DIRECTIONS:
Reproduce every one of the lines below word for word, keeping each on its own line and in the same order.

MATERIAL FOR THIS TASK:
————
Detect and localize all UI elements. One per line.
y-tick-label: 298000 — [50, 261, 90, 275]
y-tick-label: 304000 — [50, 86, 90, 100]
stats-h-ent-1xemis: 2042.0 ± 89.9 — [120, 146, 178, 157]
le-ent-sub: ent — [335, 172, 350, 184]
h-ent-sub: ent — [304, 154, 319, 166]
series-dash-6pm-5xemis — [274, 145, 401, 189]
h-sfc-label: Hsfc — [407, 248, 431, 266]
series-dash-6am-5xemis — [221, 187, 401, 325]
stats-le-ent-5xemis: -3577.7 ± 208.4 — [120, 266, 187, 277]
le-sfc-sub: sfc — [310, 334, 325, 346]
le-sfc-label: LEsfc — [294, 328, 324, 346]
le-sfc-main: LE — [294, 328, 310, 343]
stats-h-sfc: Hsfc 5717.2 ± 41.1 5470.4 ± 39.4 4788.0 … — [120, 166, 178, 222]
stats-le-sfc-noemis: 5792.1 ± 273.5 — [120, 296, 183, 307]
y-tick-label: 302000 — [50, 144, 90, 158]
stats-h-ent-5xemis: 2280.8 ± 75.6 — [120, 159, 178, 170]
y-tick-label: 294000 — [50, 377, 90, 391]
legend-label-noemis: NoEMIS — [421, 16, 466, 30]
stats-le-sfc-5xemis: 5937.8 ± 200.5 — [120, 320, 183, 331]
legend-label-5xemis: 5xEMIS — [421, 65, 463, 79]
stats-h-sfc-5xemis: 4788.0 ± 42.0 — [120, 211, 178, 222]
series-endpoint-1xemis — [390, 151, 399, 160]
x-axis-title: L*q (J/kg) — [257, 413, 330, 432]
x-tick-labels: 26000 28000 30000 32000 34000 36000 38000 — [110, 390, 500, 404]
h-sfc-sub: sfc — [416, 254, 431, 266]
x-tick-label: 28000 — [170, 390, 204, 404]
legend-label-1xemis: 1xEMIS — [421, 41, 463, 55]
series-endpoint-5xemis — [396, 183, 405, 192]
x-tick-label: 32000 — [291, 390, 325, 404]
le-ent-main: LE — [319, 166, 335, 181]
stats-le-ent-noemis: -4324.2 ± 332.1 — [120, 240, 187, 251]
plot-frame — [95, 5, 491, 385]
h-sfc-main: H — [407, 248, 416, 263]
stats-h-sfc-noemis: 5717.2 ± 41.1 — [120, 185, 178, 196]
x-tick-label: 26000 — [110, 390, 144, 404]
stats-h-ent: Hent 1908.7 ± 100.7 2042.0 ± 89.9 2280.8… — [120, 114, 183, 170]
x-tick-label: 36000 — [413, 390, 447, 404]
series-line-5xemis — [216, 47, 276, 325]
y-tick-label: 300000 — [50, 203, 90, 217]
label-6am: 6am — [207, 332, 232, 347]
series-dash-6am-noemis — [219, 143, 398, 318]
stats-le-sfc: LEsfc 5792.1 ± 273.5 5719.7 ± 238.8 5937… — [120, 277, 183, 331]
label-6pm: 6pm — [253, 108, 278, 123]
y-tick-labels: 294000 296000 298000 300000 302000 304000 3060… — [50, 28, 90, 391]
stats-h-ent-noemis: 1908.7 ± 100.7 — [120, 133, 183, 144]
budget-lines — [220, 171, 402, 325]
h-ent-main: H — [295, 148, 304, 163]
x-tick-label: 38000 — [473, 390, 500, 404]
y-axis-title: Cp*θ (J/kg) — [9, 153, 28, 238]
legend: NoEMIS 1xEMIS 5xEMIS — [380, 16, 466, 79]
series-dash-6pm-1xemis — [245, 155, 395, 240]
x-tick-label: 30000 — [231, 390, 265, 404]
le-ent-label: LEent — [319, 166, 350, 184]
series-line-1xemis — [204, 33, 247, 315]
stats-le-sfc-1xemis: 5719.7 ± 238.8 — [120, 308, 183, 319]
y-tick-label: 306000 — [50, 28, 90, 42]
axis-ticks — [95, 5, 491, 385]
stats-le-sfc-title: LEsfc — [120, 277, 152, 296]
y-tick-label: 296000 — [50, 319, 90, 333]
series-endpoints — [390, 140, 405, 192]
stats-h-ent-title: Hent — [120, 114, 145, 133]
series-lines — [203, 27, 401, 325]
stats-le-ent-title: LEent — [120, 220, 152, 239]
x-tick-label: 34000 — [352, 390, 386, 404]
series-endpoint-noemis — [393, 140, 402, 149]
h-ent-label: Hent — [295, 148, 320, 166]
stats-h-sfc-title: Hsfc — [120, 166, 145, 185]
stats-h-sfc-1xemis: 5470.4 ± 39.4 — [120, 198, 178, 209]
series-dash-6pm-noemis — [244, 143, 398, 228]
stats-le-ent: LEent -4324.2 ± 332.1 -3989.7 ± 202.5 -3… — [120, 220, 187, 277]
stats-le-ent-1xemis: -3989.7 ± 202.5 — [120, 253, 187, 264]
————
SOLUTION TO THE PROBLEM:
Detect and localize all UI elements. One per line.
y-tick-label: 298000 — [50, 261, 90, 275]
y-tick-label: 304000 — [50, 86, 90, 100]
stats-h-ent-1xemis: 2042.0 ± 89.9 — [120, 146, 178, 157]
le-ent-sub: ent — [335, 172, 350, 184]
h-ent-sub: ent — [304, 154, 319, 166]
series-dash-6pm-5xemis — [274, 145, 401, 189]
h-sfc-label: Hsfc — [407, 248, 431, 266]
series-dash-6am-5xemis — [221, 187, 401, 325]
stats-le-ent-5xemis: -3577.7 ± 208.4 — [120, 266, 187, 277]
le-sfc-sub: sfc — [310, 334, 325, 346]
le-sfc-label: LEsfc — [294, 328, 324, 346]
le-sfc-main: LE — [294, 328, 310, 343]
stats-h-sfc: Hsfc 5717.2 ± 41.1 5470.4 ± 39.4 4788.0 … — [120, 166, 178, 222]
stats-le-sfc-noemis: 5792.1 ± 273.5 — [120, 296, 183, 307]
y-tick-label: 302000 — [50, 144, 90, 158]
stats-h-ent-5xemis: 2280.8 ± 75.6 — [120, 159, 178, 170]
y-tick-label: 294000 — [50, 377, 90, 391]
legend-label-noemis: NoEMIS — [421, 16, 466, 30]
stats-le-sfc-5xemis: 5937.8 ± 200.5 — [120, 320, 183, 331]
legend-label-5xemis: 5xEMIS — [421, 65, 463, 79]
stats-h-sfc-5xemis: 4788.0 ± 42.0 — [120, 211, 178, 222]
series-endpoint-1xemis — [390, 151, 399, 160]
x-axis-title: L*q (J/kg) — [257, 413, 330, 432]
x-tick-labels: 26000 28000 30000 32000 34000 36000 38000 — [110, 390, 500, 404]
h-sfc-sub: sfc — [416, 254, 431, 266]
x-tick-label: 28000 — [170, 390, 204, 404]
legend-label-1xemis: 1xEMIS — [421, 41, 463, 55]
series-endpoint-5xemis — [396, 183, 405, 192]
x-tick-label: 32000 — [291, 390, 325, 404]
le-ent-main: LE — [319, 166, 335, 181]
stats-le-ent-noemis: -4324.2 ± 332.1 — [120, 240, 187, 251]
plot-frame — [95, 5, 491, 385]
h-sfc-main: H — [407, 248, 416, 263]
stats-h-sfc-noemis: 5717.2 ± 41.1 — [120, 185, 178, 196]
x-tick-label: 26000 — [110, 390, 144, 404]
stats-h-ent: Hent 1908.7 ± 100.7 2042.0 ± 89.9 2280.8… — [120, 114, 183, 170]
x-tick-label: 36000 — [413, 390, 447, 404]
series-line-5xemis — [216, 47, 276, 325]
y-tick-label: 300000 — [50, 203, 90, 217]
label-6am: 6am — [207, 332, 232, 347]
series-dash-6am-noemis — [219, 143, 398, 318]
stats-le-sfc: LEsfc 5792.1 ± 273.5 5719.7 ± 238.8 5937… — [120, 277, 183, 331]
label-6pm: 6pm — [253, 108, 278, 123]
y-tick-labels: 294000 296000 298000 300000 302000 304000 3060… — [50, 28, 90, 391]
stats-h-ent-noemis: 1908.7 ± 100.7 — [120, 133, 183, 144]
budget-lines — [220, 171, 402, 325]
h-ent-main: H — [295, 148, 304, 163]
x-tick-label: 38000 — [473, 390, 500, 404]
y-axis-title: Cp*θ (J/kg) — [9, 153, 28, 238]
legend: NoEMIS 1xEMIS 5xEMIS — [380, 16, 466, 79]
series-dash-6pm-1xemis — [245, 155, 395, 240]
x-tick-label: 30000 — [231, 390, 265, 404]
le-ent-label: LEent — [319, 166, 350, 184]
series-line-1xemis — [204, 33, 247, 315]
stats-le-sfc-1xemis: 5719.7 ± 238.8 — [120, 308, 183, 319]
y-tick-label: 306000 — [50, 28, 90, 42]
axis-ticks — [95, 5, 491, 385]
stats-le-sfc-title: LEsfc — [120, 277, 152, 296]
y-tick-label: 296000 — [50, 319, 90, 333]
series-endpoints — [390, 140, 405, 192]
stats-h-ent-title: Hent — [120, 114, 145, 133]
series-lines — [203, 27, 401, 325]
stats-le-ent-title: LEent — [120, 220, 152, 239]
x-tick-label: 34000 — [352, 390, 386, 404]
series-endpoint-noemis — [393, 140, 402, 149]
h-ent-label: Hent — [295, 148, 320, 166]
stats-h-sfc-title: Hsfc — [120, 166, 145, 185]
stats-h-sfc-1xemis: 5470.4 ± 39.4 — [120, 198, 178, 209]
series-dash-6pm-noemis — [244, 143, 398, 228]
stats-le-ent: LEent -4324.2 ± 332.1 -3989.7 ± 202.5 -3… — [120, 220, 187, 277]
stats-le-ent-1xemis: -3989.7 ± 202.5 — [120, 253, 187, 264]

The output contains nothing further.